[Items from a figure collection]
--

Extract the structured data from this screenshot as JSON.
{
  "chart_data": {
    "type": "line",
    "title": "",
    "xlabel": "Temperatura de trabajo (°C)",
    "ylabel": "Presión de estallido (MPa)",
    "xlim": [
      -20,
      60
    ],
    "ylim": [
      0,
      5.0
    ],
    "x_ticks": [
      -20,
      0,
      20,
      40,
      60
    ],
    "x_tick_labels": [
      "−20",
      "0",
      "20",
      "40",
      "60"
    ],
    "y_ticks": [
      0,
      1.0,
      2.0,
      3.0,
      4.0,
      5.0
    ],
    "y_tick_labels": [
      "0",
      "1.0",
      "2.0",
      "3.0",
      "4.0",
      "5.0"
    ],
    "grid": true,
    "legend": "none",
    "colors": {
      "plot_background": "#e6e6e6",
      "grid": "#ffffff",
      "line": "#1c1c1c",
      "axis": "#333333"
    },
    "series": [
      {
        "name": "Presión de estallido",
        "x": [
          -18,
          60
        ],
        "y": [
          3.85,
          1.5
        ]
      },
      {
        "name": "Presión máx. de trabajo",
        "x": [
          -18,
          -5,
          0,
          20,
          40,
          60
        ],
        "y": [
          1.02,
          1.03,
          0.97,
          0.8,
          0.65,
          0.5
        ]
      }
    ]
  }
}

--

* _Job_
Repeat the data exactly. Leave nothing out.

* _Expected answer_
Extract the structured data from this screenshot as JSON.
{
  "chart_data": {
    "type": "line",
    "title": "",
    "xlabel": "Temperatura de trabajo (°C)",
    "ylabel": "Presión de estallido (MPa)",
    "xlim": [
      -20,
      60
    ],
    "ylim": [
      0,
      5.0
    ],
    "x_ticks": [
      -20,
      0,
      20,
      40,
      60
    ],
    "x_tick_labels": [
      "−20",
      "0",
      "20",
      "40",
      "60"
    ],
    "y_ticks": [
      0,
      1.0,
      2.0,
      3.0,
      4.0,
      5.0
    ],
    "y_tick_labels": [
      "0",
      "1.0",
      "2.0",
      "3.0",
      "4.0",
      "5.0"
    ],
    "grid": true,
    "legend": "none",
    "colors": {
      "plot_background": "#e6e6e6",
      "grid": "#ffffff",
      "line": "#1c1c1c",
      "axis": "#333333"
    },
    "series": [
      {
        "name": "Presión de estallido",
        "x": [
          -18,
          60
        ],
        "y": [
          3.85,
          1.5
        ]
      },
      {
        "name": "Presión máx. de trabajo",
        "x": [
          -18,
          -5,
          0,
          20,
          40,
          60
        ],
        "y": [
          1.02,
          1.03,
          0.97,
          0.8,
          0.65,
          0.5
        ]
      }
    ]
  }
}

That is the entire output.